§ Challenge
Render the listing as a JSON list of strings, one string per line and blank lines left out, starting from its first line and ending with the line containing "logo-ribbon: M M I (144, 302, 172, 312)", both ends included.

§ Record excerpts
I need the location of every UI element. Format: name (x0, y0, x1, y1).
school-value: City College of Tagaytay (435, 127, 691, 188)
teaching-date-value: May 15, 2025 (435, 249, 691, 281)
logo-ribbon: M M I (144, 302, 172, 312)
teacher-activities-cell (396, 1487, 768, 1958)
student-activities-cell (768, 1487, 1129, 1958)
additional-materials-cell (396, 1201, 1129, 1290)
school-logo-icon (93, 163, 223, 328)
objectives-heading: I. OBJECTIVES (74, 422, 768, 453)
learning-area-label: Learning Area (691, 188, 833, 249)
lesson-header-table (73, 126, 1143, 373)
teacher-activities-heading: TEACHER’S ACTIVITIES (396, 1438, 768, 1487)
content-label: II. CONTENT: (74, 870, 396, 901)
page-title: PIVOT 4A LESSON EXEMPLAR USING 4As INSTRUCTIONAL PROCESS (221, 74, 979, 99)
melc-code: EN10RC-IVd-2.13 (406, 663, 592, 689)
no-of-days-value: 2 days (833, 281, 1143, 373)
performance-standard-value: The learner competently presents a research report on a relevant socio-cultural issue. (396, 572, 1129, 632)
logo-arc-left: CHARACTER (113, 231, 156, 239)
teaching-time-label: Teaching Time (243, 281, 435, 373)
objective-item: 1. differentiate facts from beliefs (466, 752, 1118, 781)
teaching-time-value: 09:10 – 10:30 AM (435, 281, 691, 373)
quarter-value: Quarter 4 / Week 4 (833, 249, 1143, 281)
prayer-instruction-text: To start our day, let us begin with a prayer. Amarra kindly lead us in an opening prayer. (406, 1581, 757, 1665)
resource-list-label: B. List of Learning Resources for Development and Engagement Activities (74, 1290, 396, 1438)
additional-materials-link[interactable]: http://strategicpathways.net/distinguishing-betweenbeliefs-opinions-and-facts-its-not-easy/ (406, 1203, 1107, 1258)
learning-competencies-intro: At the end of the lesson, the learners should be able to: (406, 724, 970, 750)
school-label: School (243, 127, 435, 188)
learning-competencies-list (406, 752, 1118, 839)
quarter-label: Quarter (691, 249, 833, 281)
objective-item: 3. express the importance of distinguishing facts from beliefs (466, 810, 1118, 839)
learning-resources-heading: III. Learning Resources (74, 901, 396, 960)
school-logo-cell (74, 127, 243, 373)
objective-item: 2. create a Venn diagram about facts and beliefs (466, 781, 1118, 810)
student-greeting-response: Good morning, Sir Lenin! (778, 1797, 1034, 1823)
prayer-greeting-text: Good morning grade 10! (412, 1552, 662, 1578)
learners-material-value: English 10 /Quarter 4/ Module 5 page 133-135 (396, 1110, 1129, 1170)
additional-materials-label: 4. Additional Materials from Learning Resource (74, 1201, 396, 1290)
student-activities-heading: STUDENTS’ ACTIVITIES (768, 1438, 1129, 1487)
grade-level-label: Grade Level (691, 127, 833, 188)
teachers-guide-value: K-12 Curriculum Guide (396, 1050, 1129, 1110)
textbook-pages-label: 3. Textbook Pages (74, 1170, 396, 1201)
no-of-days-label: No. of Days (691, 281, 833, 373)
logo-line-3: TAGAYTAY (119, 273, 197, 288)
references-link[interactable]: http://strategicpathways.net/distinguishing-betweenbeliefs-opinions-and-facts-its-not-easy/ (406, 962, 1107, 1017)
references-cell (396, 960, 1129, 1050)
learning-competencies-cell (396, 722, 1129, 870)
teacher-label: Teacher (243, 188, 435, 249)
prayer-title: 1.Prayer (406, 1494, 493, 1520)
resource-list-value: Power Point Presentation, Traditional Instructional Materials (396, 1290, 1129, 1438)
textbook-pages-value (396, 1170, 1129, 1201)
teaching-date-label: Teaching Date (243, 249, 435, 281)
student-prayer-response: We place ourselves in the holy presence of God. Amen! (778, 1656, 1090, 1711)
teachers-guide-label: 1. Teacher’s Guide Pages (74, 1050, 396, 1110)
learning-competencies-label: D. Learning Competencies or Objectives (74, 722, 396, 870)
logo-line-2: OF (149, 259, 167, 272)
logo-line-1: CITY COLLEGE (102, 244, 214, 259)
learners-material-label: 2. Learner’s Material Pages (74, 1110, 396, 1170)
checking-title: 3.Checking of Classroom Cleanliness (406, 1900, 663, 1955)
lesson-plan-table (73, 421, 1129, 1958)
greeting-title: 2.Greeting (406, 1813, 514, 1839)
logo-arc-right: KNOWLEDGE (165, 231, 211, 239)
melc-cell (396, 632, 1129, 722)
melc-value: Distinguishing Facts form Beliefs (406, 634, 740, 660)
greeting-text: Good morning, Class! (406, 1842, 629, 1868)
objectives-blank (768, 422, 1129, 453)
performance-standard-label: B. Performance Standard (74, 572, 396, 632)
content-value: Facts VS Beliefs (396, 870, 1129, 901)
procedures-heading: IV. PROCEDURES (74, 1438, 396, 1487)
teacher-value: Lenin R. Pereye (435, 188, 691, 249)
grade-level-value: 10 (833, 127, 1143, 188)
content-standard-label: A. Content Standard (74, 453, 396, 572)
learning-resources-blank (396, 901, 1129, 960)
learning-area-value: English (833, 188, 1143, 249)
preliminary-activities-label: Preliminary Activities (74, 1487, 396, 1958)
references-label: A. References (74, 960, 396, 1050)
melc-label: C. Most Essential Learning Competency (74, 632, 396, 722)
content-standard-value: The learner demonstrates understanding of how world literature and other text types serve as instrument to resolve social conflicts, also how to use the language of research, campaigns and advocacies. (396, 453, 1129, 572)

§ Written solution
[
  "I need the location of every UI element. Format: name (x0, y0, x1, y1).",
  "school-value: City College of Tagaytay (435, 127, 691, 188)",
  "teaching-date-value: May 15, 2025 (435, 249, 691, 281)",
  "logo-ribbon: M M I (144, 302, 172, 312)"
]